### WHAT IS EXPECTED
Could you put the rows between the one containing "brand-cn: 中国银河证券 <box>102 46 241 71</box>" and the one containing "bar-net-change <box>641 705 647 718</box>", inclusive, into a numbered list, leaving out any blank lines?

### RECORDS FOR THE EXERCISE
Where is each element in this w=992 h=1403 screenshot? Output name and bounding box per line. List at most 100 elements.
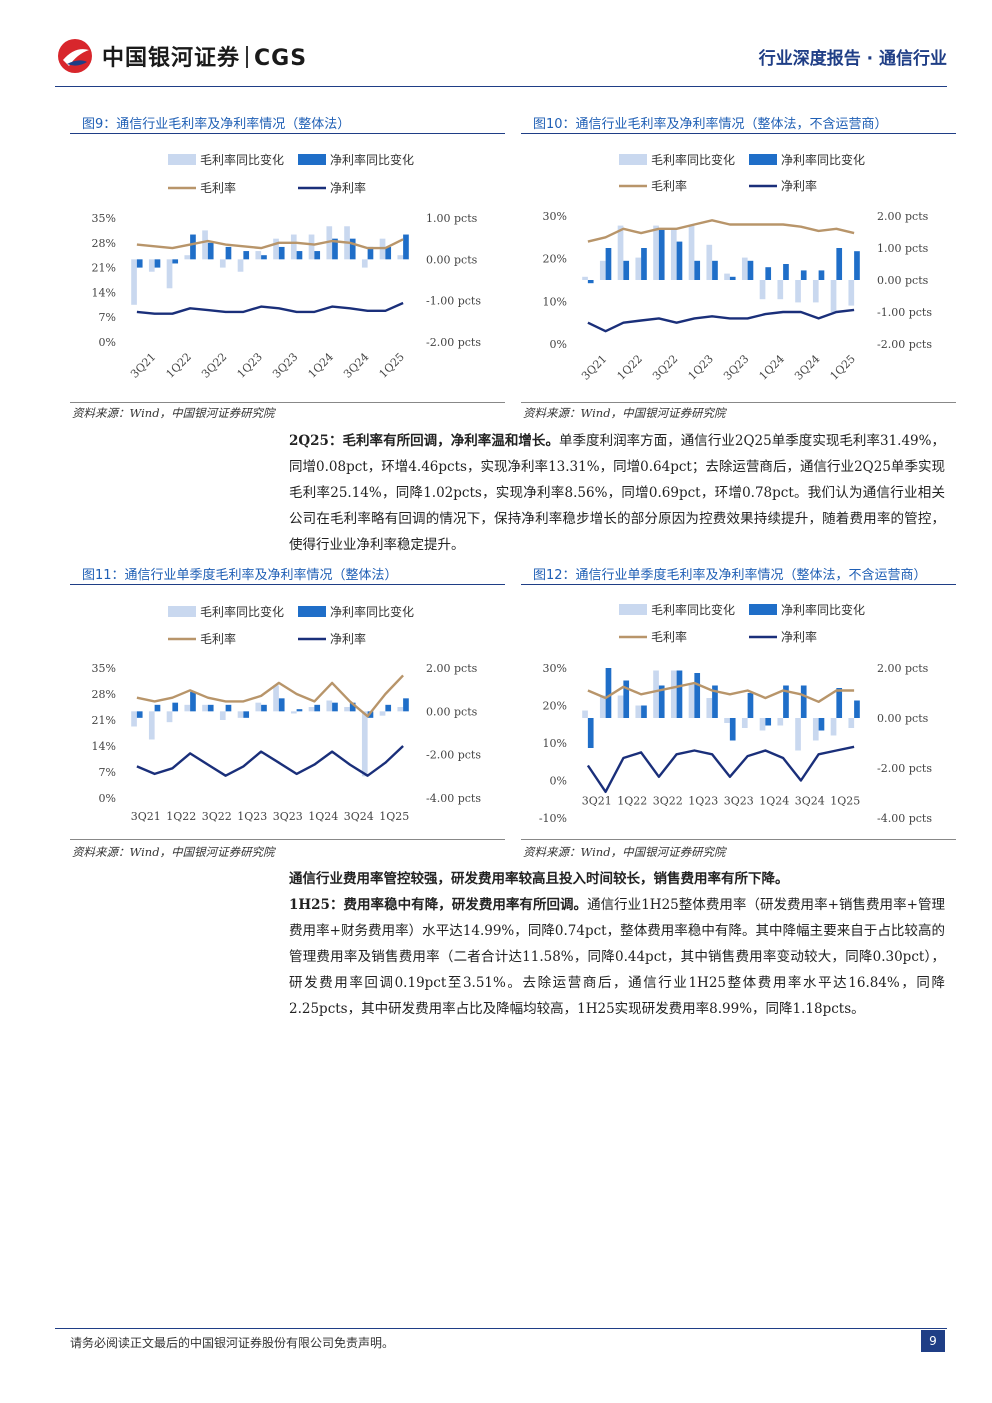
brand-cn: 中国银河证券 <box>102 46 241 71</box>
bar-gross-change <box>326 226 333 260</box>
bar-gross-change <box>599 260 606 280</box>
bar-net-change <box>278 246 285 260</box>
bar-gross-change <box>670 670 677 718</box>
x-tick-label: 3Q23 <box>721 352 751 382</box>
x-tick-label: 3Q23 <box>724 795 754 808</box>
bar-net-change <box>641 705 647 718</box>
bar-net-change <box>747 260 754 280</box>
bar-net-change <box>314 704 321 712</box>
bar-gross-change <box>848 280 855 306</box>
x-tick-label: 3Q22 <box>650 352 680 382</box>
left-tick-label: 20% <box>543 253 567 266</box>
right-tick-label: -2.00 pcts <box>877 762 932 775</box>
legend-label-gross-change: 毛利率同比变化 <box>651 602 735 617</box>
right-tick-label: 0.00 pcts <box>877 712 929 725</box>
paragraph-1h25: 1H25：费用率稳中有降，研发费用率有所回调。通信行业1H25整体费用率（研发费… <box>289 892 945 1022</box>
bar-gross-change <box>759 718 766 731</box>
bar-gross-change <box>237 259 244 272</box>
legend-swatch-net-change <box>749 604 777 615</box>
right-tick-label: 0.00 pcts <box>426 705 478 718</box>
bar-gross-change <box>202 704 208 712</box>
bar-gross-change <box>148 711 155 740</box>
bar-gross-change <box>706 698 713 718</box>
legend-label-gross-change: 毛利率同比变化 <box>200 152 284 167</box>
bar-net-change <box>332 702 338 712</box>
footer-rule <box>55 1328 947 1329</box>
bar-net-change <box>296 251 303 260</box>
bar-gross-change <box>290 711 297 714</box>
x-tick-label: 1Q22 <box>166 810 196 823</box>
left-tick-label: 7% <box>99 311 116 324</box>
line-gross-margin <box>136 674 404 718</box>
x-tick-label: 3Q22 <box>653 795 683 808</box>
bar-gross-change <box>830 280 837 312</box>
fig12-title: 图12：通信行业单季度毛利率及净利率情况（整体法，不含运营商） <box>533 568 927 583</box>
right-tick-label: 1.00 pcts <box>426 212 478 225</box>
left-tick-label: 28% <box>92 688 116 701</box>
bar-gross-change <box>184 704 191 712</box>
line-net-margin <box>136 301 404 315</box>
left-tick-label: 0% <box>99 336 116 349</box>
bar-net-change <box>623 260 630 280</box>
bar-gross-change <box>795 718 801 751</box>
legend-swatch-gross-change <box>168 606 196 617</box>
bar-gross-change <box>237 711 244 718</box>
bar-net-change <box>836 688 843 718</box>
bar-gross-change <box>166 711 173 723</box>
legend-label-net: 净利率 <box>330 631 366 646</box>
x-tick-label: 3Q24 <box>344 810 374 823</box>
bar-gross-change <box>273 685 279 712</box>
bar-net-change <box>261 704 267 712</box>
paragraph-1h25-lead: 1H25：费用率稳中有降，研发费用率有所回调。 <box>289 897 588 913</box>
right-tick-label: 1.00 pcts <box>877 242 929 255</box>
bar-net-change <box>712 685 718 718</box>
right-tick-label: -2.00 pcts <box>426 336 481 349</box>
x-tick-label: 1Q23 <box>686 352 716 382</box>
x-tick-label: 1Q22 <box>164 350 194 380</box>
bar-gross-change <box>795 280 801 303</box>
bar-net-change <box>783 264 789 280</box>
bar-net-change <box>658 228 665 280</box>
left-tick-label: -10% <box>539 812 567 825</box>
legend-label-net: 净利率 <box>781 629 817 644</box>
bar-net-change <box>729 276 736 280</box>
paragraph-2q25-lead: 2Q25：毛利率有所回调，净利率温和增长。 <box>289 433 559 449</box>
bar-net-change <box>172 702 179 712</box>
bar-gross-change <box>255 251 262 260</box>
bar-gross-change <box>184 255 191 260</box>
bar-net-change <box>747 693 754 718</box>
right-tick-label: 0.00 pcts <box>877 274 929 287</box>
bar-net-change <box>261 255 267 260</box>
cgs-logo-icon <box>58 39 92 73</box>
left-tick-label: 30% <box>543 210 567 223</box>
bar-gross-change <box>599 695 606 718</box>
bar-gross-change <box>688 225 695 280</box>
x-tick-label: 1Q24 <box>306 350 336 380</box>
bar-net-change <box>605 248 612 280</box>
x-tick-label: 1Q24 <box>757 352 787 382</box>
fig10-source-rule <box>521 402 956 403</box>
bar-net-change <box>172 259 179 264</box>
x-tick-label: 1Q23 <box>688 795 718 808</box>
bar-gross-change <box>635 257 642 280</box>
x-tick-label: 3Q24 <box>792 352 822 382</box>
bar-gross-change <box>397 707 404 712</box>
left-tick-label: 30% <box>543 662 567 675</box>
bar-net-change <box>605 668 612 718</box>
bar-net-change <box>367 246 374 260</box>
x-tick-label: 3Q22 <box>199 350 229 380</box>
bar-gross-change <box>326 700 333 712</box>
right-tick-label: -4.00 pcts <box>877 812 932 825</box>
left-tick-label: 14% <box>92 740 116 753</box>
bar-net-change <box>712 260 718 280</box>
bar-gross-change <box>219 259 226 268</box>
x-tick-label: 1Q25 <box>830 795 860 808</box>
fig11-title: 图11：通信行业单季度毛利率及净利率情况（整体法） <box>82 568 398 583</box>
bar-gross-change <box>148 259 155 272</box>
legend-label-net-change: 净利率同比变化 <box>330 604 414 619</box>
paragraph-2q25-body: 单季度利润率方面，通信行业2Q25单季度实现毛利率31.49%，同增0.08pc… <box>289 433 945 553</box>
x-tick-label: 1Q25 <box>828 352 858 382</box>
bar-gross-change <box>635 705 642 718</box>
fig10-rule <box>521 133 956 134</box>
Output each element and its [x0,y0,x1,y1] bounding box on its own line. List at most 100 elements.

### SOLUTION TO THIS TASK
1. brand-cn: 中国银河证券 <box>102 46 241 71</box>
2. bar-gross-change <box>326 226 333 260</box>
3. bar-gross-change <box>599 260 606 280</box>
4. bar-net-change <box>278 246 285 260</box>
5. bar-gross-change <box>670 670 677 718</box>
6. x-tick-label: 3Q23 <box>721 352 751 382</box>
7. x-tick-label: 3Q23 <box>724 795 754 808</box>
8. bar-net-change <box>641 705 647 718</box>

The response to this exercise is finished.